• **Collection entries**
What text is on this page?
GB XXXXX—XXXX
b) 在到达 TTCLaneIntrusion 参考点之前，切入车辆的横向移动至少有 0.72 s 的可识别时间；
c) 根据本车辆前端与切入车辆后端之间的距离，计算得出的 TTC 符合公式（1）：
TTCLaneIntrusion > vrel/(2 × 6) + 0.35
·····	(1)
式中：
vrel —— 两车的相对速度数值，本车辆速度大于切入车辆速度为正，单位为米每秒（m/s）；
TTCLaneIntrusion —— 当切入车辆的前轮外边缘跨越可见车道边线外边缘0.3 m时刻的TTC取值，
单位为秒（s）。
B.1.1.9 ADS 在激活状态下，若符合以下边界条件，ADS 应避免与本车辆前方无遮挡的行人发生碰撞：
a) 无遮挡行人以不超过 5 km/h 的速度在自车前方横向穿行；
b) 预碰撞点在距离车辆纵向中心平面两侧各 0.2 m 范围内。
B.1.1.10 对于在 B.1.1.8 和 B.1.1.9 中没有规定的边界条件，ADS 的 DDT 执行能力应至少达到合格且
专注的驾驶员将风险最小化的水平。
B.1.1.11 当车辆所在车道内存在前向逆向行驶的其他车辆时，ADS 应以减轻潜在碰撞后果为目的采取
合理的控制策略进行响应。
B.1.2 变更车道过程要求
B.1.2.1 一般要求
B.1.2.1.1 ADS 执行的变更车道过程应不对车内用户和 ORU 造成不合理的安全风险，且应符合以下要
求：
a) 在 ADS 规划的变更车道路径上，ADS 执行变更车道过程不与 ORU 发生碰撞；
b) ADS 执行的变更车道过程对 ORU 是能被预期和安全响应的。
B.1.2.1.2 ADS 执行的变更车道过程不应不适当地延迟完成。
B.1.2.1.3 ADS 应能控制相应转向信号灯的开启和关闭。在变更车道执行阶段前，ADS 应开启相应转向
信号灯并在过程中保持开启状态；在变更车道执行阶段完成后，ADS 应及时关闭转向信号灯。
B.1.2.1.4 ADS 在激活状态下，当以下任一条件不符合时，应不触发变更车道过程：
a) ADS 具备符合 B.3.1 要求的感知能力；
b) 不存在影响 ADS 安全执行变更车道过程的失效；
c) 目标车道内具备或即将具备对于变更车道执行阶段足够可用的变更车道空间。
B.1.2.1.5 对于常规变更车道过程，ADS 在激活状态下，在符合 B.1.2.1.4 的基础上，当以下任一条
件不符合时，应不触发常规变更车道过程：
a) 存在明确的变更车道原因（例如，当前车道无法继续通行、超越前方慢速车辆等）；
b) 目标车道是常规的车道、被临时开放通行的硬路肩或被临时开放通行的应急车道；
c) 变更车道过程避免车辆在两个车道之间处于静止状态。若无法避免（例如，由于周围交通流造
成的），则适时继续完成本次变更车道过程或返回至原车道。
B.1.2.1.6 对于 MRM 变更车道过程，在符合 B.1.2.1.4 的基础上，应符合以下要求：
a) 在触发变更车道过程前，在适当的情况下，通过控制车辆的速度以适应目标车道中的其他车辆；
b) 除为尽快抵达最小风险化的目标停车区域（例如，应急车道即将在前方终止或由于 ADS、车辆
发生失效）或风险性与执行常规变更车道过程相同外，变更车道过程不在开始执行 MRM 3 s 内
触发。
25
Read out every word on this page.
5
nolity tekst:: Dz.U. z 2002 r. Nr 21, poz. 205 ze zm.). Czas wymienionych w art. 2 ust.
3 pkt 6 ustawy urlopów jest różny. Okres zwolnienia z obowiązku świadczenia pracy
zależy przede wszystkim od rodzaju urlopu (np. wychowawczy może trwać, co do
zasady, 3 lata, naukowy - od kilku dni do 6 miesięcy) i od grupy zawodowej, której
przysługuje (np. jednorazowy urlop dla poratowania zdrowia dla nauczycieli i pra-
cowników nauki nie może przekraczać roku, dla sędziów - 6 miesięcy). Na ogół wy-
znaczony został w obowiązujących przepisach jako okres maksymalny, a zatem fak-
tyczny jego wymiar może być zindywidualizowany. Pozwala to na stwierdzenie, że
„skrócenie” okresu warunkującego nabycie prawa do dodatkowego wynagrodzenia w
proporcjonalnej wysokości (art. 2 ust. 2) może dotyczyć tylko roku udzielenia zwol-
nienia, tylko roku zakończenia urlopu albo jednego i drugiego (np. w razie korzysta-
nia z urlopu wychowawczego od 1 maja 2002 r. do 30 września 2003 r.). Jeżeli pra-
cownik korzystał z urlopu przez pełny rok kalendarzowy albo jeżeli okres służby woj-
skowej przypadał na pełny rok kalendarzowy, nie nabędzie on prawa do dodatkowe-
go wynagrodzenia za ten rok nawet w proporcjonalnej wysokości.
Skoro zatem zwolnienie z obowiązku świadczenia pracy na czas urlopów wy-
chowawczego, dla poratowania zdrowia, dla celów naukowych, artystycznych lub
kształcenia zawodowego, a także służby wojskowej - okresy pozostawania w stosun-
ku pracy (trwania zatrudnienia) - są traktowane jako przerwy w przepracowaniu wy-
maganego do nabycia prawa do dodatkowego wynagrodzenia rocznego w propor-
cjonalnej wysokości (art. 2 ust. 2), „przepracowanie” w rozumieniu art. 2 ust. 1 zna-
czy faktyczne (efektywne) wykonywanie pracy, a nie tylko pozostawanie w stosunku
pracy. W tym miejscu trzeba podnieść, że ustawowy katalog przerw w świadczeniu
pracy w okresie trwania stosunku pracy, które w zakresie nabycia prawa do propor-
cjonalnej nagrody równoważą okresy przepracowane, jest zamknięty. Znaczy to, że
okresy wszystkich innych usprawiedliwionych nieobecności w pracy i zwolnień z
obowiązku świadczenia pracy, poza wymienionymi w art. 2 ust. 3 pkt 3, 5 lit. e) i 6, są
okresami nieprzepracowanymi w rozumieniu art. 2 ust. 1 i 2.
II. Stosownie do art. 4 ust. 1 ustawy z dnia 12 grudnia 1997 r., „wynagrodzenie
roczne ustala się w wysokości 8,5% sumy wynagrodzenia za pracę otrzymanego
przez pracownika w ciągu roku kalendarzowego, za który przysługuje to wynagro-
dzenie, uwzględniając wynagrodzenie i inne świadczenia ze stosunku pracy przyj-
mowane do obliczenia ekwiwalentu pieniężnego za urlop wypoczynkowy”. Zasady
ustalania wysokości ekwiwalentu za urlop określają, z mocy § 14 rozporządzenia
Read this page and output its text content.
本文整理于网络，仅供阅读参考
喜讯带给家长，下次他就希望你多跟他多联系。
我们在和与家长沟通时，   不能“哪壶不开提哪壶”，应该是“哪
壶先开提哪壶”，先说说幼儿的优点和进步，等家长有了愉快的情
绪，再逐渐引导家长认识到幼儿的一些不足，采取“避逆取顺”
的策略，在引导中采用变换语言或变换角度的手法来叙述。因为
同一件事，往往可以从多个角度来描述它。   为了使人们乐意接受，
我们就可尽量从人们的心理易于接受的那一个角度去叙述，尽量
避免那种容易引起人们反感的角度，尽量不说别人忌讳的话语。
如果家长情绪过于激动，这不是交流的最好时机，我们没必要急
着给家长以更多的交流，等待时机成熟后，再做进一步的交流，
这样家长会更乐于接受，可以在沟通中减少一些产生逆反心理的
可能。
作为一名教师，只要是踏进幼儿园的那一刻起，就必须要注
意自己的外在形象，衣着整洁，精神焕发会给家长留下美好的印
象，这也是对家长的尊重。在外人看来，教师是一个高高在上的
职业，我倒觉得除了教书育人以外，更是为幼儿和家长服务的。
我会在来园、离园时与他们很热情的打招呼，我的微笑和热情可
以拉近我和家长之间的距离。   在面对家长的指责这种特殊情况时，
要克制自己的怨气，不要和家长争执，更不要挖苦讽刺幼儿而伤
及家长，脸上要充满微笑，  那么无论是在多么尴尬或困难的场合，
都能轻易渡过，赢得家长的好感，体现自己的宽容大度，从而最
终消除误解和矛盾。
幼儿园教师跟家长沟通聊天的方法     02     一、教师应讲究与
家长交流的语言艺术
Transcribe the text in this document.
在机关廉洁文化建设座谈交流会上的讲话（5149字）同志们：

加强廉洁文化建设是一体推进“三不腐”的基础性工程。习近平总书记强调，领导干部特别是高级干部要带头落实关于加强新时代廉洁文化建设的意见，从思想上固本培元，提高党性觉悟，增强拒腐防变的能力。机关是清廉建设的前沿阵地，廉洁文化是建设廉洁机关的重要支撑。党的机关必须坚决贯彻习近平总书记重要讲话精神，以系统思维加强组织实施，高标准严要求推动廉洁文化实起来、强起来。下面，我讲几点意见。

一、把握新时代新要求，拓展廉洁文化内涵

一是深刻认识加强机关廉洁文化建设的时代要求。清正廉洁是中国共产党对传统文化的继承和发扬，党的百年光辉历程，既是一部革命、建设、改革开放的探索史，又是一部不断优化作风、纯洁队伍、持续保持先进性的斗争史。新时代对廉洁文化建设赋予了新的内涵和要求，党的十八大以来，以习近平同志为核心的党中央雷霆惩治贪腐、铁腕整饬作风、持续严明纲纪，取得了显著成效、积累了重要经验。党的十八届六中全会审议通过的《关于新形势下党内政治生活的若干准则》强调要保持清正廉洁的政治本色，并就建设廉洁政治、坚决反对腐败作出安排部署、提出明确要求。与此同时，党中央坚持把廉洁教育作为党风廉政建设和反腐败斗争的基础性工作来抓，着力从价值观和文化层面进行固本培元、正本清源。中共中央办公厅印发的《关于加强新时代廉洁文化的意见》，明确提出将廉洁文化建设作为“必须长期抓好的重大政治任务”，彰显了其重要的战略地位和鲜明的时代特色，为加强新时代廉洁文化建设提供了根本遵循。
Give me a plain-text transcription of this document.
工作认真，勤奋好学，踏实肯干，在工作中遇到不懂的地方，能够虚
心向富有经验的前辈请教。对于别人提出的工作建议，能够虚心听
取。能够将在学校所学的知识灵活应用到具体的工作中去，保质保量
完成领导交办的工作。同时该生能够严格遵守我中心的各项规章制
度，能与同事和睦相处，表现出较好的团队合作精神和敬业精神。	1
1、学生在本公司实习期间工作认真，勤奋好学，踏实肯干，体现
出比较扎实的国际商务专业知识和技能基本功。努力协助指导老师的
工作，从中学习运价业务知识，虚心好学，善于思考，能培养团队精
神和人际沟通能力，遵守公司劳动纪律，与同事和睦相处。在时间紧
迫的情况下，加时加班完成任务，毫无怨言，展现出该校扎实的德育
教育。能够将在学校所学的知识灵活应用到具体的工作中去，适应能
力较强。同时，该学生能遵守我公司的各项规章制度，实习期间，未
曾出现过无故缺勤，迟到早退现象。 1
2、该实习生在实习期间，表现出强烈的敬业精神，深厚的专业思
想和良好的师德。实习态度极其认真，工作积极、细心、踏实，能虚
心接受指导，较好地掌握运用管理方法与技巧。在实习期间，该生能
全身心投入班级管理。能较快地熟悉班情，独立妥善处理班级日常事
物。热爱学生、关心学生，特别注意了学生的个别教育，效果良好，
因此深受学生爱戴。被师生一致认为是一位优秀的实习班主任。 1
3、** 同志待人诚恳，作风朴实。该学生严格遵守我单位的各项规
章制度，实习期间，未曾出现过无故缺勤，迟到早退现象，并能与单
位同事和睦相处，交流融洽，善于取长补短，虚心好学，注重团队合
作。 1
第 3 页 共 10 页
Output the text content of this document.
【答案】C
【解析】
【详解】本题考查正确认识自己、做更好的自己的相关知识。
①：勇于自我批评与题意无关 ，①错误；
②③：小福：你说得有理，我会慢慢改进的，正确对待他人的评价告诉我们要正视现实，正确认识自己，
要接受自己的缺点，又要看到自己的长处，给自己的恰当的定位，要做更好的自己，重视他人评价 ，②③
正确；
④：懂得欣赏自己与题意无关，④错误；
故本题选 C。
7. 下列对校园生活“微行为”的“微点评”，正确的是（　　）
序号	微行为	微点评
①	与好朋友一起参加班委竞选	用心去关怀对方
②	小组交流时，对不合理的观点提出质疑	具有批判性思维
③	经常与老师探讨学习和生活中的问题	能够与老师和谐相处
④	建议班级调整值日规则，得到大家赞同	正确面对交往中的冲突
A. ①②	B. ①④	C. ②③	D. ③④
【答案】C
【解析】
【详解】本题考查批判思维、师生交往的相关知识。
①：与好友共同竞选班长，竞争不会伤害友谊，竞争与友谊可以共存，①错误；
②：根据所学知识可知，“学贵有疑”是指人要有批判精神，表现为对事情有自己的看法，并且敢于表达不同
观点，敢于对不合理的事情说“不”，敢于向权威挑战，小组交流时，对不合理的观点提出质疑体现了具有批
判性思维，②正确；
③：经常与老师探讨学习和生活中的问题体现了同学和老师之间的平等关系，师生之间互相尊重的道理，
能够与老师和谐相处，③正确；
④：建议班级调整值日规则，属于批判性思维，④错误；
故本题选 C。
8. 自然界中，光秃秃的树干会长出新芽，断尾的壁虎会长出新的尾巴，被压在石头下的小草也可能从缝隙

• **The task**
Where a line contains "建议班级调整值日规则", copy that line.

• **The output**
④	建议班级调整值日规则，得到大家赞同	正确面对交往中的冲突
④：建议班级调整值日规则，属于批判性思维，④错误；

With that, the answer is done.